SUPPLIED TEXT>
★ ★ ★ ★
“Kingyo,” a Recommended Motsunabe Restaurant in the Highly Competitive Motsunabe Area of Fukuoka
If you visit Fukuoka, you have to try motsunabe (offal hotpot).
There are many famous restaurants that serve it, but I recommend “Kingyo”!
There’s no obvious sign outside, so first-time visitors may miss it. Kingyo is a restaurant that almost seems hidden away.
When you enter, the restaurant has a high-class atmosphere; there’s even a courtyard!
Otoshi. 300 yen per person.
(Many izakaya in Japan serve obligatory “otoshi,” often simple side dishes, as a substitution for cover charges.)
Kingyo served me mini tomatoes as the otoshi. The careful craftsmanship was splendid.
Not many shops will serve you something so lovely as the otoshi!
8-piece assortment of meat and fish. 1 portion 980 yen (limit 2 portions).
The golden eye snapper is lightly broiled then salted, bringing out even more depth of flavor.
The slices of chicken and horse meat are also fresh and high quality.
★ ★ ★ ★
EXTRACTED MATERIAL>

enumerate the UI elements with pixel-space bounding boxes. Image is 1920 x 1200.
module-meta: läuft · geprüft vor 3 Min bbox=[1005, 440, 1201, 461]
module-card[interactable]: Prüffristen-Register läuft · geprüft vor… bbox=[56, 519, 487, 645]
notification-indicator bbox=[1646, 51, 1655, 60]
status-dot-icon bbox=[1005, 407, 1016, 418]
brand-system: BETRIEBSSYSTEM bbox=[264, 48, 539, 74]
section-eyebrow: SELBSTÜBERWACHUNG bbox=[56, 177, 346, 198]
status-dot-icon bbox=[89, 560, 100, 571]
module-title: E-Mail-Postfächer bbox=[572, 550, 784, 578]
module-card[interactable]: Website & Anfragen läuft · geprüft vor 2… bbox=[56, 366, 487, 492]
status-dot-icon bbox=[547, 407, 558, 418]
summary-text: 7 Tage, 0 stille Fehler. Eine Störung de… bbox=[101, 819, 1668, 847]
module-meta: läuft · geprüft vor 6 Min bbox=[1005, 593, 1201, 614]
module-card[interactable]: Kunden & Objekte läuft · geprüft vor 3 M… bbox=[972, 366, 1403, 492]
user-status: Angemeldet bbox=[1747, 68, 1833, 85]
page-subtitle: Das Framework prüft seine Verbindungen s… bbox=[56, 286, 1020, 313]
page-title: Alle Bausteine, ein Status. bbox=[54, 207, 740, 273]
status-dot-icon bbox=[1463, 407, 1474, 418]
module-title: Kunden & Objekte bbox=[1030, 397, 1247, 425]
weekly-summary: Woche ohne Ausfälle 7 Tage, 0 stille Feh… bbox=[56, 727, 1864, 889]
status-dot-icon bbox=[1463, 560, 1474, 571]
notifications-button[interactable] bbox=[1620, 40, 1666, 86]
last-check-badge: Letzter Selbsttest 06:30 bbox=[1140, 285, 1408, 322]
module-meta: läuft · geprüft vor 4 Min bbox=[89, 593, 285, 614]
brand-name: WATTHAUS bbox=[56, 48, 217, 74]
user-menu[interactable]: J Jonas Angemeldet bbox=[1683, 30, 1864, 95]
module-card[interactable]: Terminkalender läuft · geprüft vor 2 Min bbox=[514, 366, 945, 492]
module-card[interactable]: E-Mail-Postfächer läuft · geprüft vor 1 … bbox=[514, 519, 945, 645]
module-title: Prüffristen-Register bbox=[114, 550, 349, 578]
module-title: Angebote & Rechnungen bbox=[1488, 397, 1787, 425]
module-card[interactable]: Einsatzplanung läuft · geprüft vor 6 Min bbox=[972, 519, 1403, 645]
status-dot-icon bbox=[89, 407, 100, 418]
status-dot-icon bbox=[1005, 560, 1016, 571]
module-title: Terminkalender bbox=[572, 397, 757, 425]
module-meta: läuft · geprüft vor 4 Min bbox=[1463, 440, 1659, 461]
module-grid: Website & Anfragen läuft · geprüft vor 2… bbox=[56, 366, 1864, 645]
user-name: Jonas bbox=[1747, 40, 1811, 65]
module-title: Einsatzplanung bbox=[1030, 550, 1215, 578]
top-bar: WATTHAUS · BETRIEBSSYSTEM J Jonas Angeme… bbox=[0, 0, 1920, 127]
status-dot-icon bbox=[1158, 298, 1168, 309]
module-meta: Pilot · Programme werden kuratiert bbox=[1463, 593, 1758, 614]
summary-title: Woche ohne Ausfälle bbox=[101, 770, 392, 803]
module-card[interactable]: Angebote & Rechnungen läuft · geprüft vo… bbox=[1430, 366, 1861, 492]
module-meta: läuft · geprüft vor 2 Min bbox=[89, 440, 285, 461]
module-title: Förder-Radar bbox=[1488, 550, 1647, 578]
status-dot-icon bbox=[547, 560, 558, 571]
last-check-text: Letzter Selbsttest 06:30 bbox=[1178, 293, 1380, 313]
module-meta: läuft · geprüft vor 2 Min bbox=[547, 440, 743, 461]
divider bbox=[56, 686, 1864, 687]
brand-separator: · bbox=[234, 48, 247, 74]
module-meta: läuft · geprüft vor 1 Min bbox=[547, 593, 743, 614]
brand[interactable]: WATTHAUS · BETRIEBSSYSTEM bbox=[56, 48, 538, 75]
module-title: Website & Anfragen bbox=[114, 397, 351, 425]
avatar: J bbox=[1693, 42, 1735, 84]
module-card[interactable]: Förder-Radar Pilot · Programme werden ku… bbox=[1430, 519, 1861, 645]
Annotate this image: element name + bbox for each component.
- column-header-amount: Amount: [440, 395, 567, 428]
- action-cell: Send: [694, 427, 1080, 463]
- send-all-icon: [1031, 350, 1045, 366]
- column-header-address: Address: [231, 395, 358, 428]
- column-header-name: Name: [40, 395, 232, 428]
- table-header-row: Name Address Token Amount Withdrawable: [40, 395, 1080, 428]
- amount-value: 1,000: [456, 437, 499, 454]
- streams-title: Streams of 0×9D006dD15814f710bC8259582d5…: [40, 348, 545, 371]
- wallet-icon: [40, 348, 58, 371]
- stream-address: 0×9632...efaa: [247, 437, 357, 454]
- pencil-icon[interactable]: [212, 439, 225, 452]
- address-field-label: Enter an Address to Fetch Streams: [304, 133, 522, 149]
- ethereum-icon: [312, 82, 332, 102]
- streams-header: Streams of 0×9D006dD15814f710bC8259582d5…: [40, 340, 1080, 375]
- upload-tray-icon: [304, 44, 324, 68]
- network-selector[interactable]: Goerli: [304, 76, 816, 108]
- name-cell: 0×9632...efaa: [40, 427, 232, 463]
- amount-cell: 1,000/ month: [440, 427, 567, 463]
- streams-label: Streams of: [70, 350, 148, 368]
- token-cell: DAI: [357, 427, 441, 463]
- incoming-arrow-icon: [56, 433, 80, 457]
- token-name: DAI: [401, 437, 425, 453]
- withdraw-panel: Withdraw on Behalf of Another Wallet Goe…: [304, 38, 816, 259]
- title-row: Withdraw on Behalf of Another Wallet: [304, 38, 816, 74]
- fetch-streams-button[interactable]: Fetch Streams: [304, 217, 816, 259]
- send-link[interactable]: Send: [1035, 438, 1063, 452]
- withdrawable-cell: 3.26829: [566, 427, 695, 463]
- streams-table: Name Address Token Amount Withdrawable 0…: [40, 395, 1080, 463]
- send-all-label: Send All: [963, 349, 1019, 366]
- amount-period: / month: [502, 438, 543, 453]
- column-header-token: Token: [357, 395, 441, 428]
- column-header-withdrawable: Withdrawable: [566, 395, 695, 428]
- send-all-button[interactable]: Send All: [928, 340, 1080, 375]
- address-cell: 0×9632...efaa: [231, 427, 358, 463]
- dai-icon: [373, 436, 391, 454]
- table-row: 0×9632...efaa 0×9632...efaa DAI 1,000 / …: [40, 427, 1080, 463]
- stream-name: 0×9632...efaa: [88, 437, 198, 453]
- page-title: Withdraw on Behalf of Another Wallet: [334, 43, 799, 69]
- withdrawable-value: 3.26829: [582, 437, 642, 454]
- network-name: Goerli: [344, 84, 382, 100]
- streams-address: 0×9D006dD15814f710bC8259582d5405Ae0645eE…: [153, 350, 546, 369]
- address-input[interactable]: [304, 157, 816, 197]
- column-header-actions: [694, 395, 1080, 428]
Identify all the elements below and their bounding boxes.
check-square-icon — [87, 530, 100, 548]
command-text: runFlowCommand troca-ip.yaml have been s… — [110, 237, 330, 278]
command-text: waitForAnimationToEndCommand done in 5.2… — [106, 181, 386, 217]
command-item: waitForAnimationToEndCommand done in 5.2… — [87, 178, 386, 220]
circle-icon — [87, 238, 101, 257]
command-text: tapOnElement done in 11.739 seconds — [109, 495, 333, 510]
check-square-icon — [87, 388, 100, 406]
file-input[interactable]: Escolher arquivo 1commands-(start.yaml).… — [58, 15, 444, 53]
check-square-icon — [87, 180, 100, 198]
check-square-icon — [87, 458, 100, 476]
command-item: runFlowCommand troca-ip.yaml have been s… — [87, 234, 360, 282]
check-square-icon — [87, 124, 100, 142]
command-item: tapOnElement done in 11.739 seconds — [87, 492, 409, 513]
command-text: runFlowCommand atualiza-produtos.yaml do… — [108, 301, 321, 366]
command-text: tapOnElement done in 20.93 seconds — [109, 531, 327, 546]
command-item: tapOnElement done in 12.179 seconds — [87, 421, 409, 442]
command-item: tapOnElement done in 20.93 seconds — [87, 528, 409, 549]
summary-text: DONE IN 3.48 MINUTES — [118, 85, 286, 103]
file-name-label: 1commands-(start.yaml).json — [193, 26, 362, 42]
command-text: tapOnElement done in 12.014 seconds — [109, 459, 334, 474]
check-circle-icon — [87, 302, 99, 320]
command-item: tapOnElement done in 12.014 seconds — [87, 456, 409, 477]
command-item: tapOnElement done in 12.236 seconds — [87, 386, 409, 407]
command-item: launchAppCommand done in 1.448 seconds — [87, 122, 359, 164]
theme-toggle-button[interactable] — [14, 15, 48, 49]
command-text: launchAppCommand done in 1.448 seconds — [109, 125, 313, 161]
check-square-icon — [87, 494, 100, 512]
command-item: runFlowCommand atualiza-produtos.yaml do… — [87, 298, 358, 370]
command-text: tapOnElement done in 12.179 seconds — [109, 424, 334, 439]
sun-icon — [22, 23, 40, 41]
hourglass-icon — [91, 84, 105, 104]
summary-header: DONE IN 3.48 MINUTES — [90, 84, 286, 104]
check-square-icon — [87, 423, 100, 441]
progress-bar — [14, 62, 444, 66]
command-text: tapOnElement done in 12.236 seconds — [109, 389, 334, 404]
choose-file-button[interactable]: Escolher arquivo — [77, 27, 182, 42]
★ ★ ★ ★
TASK REQUIREMENTS>
1. In the Kingyo restaurant review, reproduce the passage starting with "There’s no obvious" and going on through "even a courtyard!", switching "courtyard" to "garden".
2. Name every kind of meat or fish that the Kingyo review mentions in its description of the 8-piece assortment.

SOLVED PROBLEMS>
1.
There’s no obvious sign outside, so first-time visitors may miss it. Kingyo is a restaurant that almost seems hidden away.
When you enter, the restaurant has a high-class atmosphere; there’s even a garden!

2.
- Golden eye snapper
- Chicken
- Horse meat